--- Begin ---

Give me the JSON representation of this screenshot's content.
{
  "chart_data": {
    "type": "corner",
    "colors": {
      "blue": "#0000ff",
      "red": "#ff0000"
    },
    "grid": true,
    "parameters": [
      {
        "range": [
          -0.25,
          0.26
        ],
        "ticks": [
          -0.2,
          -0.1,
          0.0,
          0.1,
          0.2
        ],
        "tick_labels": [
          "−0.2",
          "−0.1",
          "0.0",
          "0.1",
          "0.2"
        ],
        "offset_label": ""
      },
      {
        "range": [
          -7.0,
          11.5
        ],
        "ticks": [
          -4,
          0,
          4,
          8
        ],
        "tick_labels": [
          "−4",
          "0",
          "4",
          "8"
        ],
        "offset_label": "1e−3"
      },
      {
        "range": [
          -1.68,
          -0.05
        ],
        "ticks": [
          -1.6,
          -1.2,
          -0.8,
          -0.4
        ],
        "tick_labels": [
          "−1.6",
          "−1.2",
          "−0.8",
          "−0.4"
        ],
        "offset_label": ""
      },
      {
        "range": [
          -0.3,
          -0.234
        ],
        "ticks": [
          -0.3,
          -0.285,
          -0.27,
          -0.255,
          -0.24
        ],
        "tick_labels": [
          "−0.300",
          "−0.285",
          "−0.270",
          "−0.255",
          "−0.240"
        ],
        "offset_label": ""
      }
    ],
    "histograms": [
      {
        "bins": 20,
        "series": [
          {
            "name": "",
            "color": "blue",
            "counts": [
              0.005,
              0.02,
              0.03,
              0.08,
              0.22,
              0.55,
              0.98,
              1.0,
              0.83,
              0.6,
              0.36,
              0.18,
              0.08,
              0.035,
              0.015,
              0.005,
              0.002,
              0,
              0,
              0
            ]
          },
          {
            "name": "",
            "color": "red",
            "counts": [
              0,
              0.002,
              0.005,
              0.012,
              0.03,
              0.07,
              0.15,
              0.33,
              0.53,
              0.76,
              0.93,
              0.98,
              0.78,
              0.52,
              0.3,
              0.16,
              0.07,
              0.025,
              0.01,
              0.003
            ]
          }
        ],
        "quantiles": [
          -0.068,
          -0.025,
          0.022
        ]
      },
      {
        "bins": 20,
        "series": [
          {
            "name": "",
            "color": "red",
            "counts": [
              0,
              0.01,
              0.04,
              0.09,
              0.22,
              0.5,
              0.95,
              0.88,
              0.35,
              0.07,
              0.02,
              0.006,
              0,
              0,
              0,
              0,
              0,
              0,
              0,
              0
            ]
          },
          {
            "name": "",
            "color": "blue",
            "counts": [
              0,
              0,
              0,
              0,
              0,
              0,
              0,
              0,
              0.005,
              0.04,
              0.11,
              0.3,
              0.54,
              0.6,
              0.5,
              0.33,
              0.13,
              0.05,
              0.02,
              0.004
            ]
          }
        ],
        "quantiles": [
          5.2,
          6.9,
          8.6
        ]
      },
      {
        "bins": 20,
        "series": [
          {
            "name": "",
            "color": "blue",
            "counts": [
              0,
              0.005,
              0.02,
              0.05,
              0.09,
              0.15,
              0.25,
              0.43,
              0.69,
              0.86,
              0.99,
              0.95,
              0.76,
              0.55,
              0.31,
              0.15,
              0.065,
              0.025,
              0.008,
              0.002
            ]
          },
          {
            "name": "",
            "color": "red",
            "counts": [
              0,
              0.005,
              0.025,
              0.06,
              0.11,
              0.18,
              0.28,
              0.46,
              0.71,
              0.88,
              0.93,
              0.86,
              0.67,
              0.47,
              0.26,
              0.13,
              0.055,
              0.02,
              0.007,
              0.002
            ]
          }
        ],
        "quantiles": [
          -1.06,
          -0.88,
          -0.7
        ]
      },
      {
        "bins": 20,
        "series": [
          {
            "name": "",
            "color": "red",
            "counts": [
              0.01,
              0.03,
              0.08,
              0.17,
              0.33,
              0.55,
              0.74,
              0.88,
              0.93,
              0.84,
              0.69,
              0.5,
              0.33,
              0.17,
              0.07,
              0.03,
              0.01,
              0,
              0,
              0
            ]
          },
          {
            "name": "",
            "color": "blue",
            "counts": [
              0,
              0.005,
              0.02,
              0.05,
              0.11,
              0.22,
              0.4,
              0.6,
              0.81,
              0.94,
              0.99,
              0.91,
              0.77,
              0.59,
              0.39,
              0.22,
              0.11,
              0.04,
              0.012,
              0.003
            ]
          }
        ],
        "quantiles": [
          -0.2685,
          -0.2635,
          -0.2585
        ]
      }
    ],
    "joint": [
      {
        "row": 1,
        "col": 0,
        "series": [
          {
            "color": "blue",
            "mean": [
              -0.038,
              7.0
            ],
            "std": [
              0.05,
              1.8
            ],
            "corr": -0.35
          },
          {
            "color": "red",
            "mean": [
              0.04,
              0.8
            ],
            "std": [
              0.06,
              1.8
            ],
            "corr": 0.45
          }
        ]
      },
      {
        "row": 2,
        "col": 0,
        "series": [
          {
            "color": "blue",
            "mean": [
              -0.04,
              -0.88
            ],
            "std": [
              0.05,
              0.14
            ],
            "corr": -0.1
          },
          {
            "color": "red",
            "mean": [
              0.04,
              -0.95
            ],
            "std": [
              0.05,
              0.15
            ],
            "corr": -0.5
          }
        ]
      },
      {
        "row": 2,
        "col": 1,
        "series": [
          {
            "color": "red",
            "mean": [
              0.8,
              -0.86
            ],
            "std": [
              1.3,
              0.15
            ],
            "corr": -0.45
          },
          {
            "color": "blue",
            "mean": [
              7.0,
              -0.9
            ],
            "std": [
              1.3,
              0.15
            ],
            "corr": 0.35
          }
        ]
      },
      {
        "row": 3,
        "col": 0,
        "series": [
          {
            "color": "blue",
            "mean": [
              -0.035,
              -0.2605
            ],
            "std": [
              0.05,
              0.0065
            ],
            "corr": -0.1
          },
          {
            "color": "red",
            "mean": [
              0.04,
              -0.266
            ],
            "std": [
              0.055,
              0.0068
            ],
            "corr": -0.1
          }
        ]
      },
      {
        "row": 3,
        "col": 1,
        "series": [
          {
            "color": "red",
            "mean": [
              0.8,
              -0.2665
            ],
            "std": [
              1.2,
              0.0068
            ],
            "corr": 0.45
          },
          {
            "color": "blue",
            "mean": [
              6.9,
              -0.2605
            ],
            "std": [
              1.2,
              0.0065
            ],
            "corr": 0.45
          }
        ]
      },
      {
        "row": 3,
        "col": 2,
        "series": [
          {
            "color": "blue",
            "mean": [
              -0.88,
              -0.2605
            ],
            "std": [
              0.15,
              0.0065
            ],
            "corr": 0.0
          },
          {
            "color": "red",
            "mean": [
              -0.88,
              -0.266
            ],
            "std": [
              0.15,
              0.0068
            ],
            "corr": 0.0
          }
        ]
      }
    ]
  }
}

--- End ---

Copy out all the entries shown above, character for character.

Give me the JSON representation of this screenshot's content.
{
  "chart_data": {
    "type": "corner",
    "colors": {
      "blue": "#0000ff",
      "red": "#ff0000"
    },
    "grid": true,
    "parameters": [
      {
        "range": [
          -0.25,
          0.26
        ],
        "ticks": [
          -0.2,
          -0.1,
          0.0,
          0.1,
          0.2
        ],
        "tick_labels": [
          "−0.2",
          "−0.1",
          "0.0",
          "0.1",
          "0.2"
        ],
        "offset_label": ""
      },
      {
        "range": [
          -7.0,
          11.5
        ],
        "ticks": [
          -4,
          0,
          4,
          8
        ],
        "tick_labels": [
          "−4",
          "0",
          "4",
          "8"
        ],
        "offset_label": "1e−3"
      },
      {
        "range": [
          -1.68,
          -0.05
        ],
        "ticks": [
          -1.6,
          -1.2,
          -0.8,
          -0.4
        ],
        "tick_labels": [
          "−1.6",
          "−1.2",
          "−0.8",
          "−0.4"
        ],
        "offset_label": ""
      },
      {
        "range": [
          -0.3,
          -0.234
        ],
        "ticks": [
          -0.3,
          -0.285,
          -0.27,
          -0.255,
          -0.24
        ],
        "tick_labels": [
          "−0.300",
          "−0.285",
          "−0.270",
          "−0.255",
          "−0.240"
        ],
        "offset_label": ""
      }
    ],
    "histograms": [
      {
        "bins": 20,
        "series": [
          {
            "name": "",
            "color": "blue",
            "counts": [
              0.005,
              0.02,
              0.03,
              0.08,
              0.22,
              0.55,
              0.98,
              1.0,
              0.83,
              0.6,
              0.36,
              0.18,
              0.08,
              0.035,
              0.015,
              0.005,
              0.002,
              0,
              0,
              0
            ]
          },
          {
            "name": "",
            "color": "red",
            "counts": [
              0,
              0.002,
              0.005,
              0.012,
              0.03,
              0.07,
              0.15,
              0.33,
              0.53,
              0.76,
              0.93,
              0.98,
              0.78,
              0.52,
              0.3,
              0.16,
              0.07,
              0.025,
              0.01,
              0.003
            ]
          }
        ],
        "quantiles": [
          -0.068,
          -0.025,
          0.022
        ]
      },
      {
        "bins": 20,
        "series": [
          {
            "name": "",
            "color": "red",
            "counts": [
              0,
              0.01,
              0.04,
              0.09,
              0.22,
              0.5,
              0.95,
              0.88,
              0.35,
              0.07,
              0.02,
              0.006,
              0,
              0,
              0,
              0,
              0,
              0,
              0,
              0
            ]
          },
          {
            "name": "",
            "color": "blue",
            "counts": [
              0,
              0,
              0,
              0,
              0,
              0,
              0,
              0,
              0.005,
              0.04,
              0.11,
              0.3,
              0.54,
              0.6,
              0.5,
              0.33,
              0.13,
              0.05,
              0.02,
              0.004
            ]
          }
        ],
        "quantiles": [
          5.2,
          6.9,
          8.6
        ]
      },
      {
        "bins": 20,
        "series": [
          {
            "name": "",
            "color": "blue",
            "counts": [
              0,
              0.005,
              0.02,
              0.05,
              0.09,
              0.15,
              0.25,
              0.43,
              0.69,
              0.86,
              0.99,
              0.95,
              0.76,
              0.55,
              0.31,
              0.15,
              0.065,
              0.025,
              0.008,
              0.002
            ]
          },
          {
            "name": "",
            "color": "red",
            "counts": [
              0,
              0.005,
              0.025,
              0.06,
              0.11,
              0.18,
              0.28,
              0.46,
              0.71,
              0.88,
              0.93,
              0.86,
              0.67,
              0.47,
              0.26,
              0.13,
              0.055,
              0.02,
              0.007,
              0.002
            ]
          }
        ],
        "quantiles": [
          -1.06,
          -0.88,
          -0.7
        ]
      },
      {
        "bins": 20,
        "series": [
          {
            "name": "",
            "color": "red",
            "counts": [
              0.01,
              0.03,
              0.08,
              0.17,
              0.33,
              0.55,
              0.74,
              0.88,
              0.93,
              0.84,
              0.69,
              0.5,
              0.33,
              0.17,
              0.07,
              0.03,
              0.01,
              0,
              0,
              0
            ]
          },
          {
            "name": "",
            "color": "blue",
            "counts": [
              0,
              0.005,
              0.02,
              0.05,
              0.11,
              0.22,
              0.4,
              0.6,
              0.81,
              0.94,
              0.99,
              0.91,
              0.77,
              0.59,
              0.39,
              0.22,
              0.11,
              0.04,
              0.012,
              0.003
            ]
          }
        ],
        "quantiles": [
          -0.2685,
          -0.2635,
          -0.2585
        ]
      }
    ],
    "joint": [
      {
        "row": 1,
        "col": 0,
        "series": [
          {
            "color": "blue",
            "mean": [
              -0.038,
              7.0
            ],
            "std": [
              0.05,
              1.8
            ],
            "corr": -0.35
          },
          {
            "color": "red",
            "mean": [
              0.04,
              0.8
            ],
            "std": [
              0.06,
              1.8
            ],
            "corr": 0.45
          }
        ]
      },
      {
        "row": 2,
        "col": 0,
        "series": [
          {
            "color": "blue",
            "mean": [
              -0.04,
              -0.88
            ],
            "std": [
              0.05,
              0.14
            ],
            "corr": -0.1
          },
          {
            "color": "red",
            "mean": [
              0.04,
              -0.95
            ],
            "std": [
              0.05,
              0.15
            ],
            "corr": -0.5
          }
        ]
      },
      {
        "row": 2,
        "col": 1,
        "series": [
          {
            "color": "red",
            "mean": [
              0.8,
              -0.86
            ],
            "std": [
              1.3,
              0.15
            ],
            "corr": -0.45
          },
          {
            "color": "blue",
            "mean": [
              7.0,
              -0.9
            ],
            "std": [
              1.3,
              0.15
            ],
            "corr": 0.35
          }
        ]
      },
      {
        "row": 3,
        "col": 0,
        "series": [
          {
            "color": "blue",
            "mean": [
              -0.035,
              -0.2605
            ],
            "std": [
              0.05,
              0.0065
            ],
            "corr": -0.1
          },
          {
            "color": "red",
            "mean": [
              0.04,
              -0.266
            ],
            "std": [
              0.055,
              0.0068
            ],
            "corr": -0.1
          }
        ]
      },
      {
        "row": 3,
        "col": 1,
        "series": [
          {
            "color": "red",
            "mean": [
              0.8,
              -0.2665
            ],
            "std": [
              1.2,
              0.0068
            ],
            "corr": 0.45
          },
          {
            "color": "blue",
            "mean": [
              6.9,
              -0.2605
            ],
            "std": [
              1.2,
              0.0065
            ],
            "corr": 0.45
          }
        ]
      },
      {
        "row": 3,
        "col": 2,
        "series": [
          {
            "color": "blue",
            "mean": [
              -0.88,
              -0.2605
            ],
            "std": [
              0.15,
              0.0065
            ],
            "corr": 0.0
          },
          {
            "color": "red",
            "mean": [
              -0.88,
              -0.266
            ],
            "std": [
              0.15,
              0.0068
            ],
            "corr": 0.0
          }
        ]
      }
    ]
  }
}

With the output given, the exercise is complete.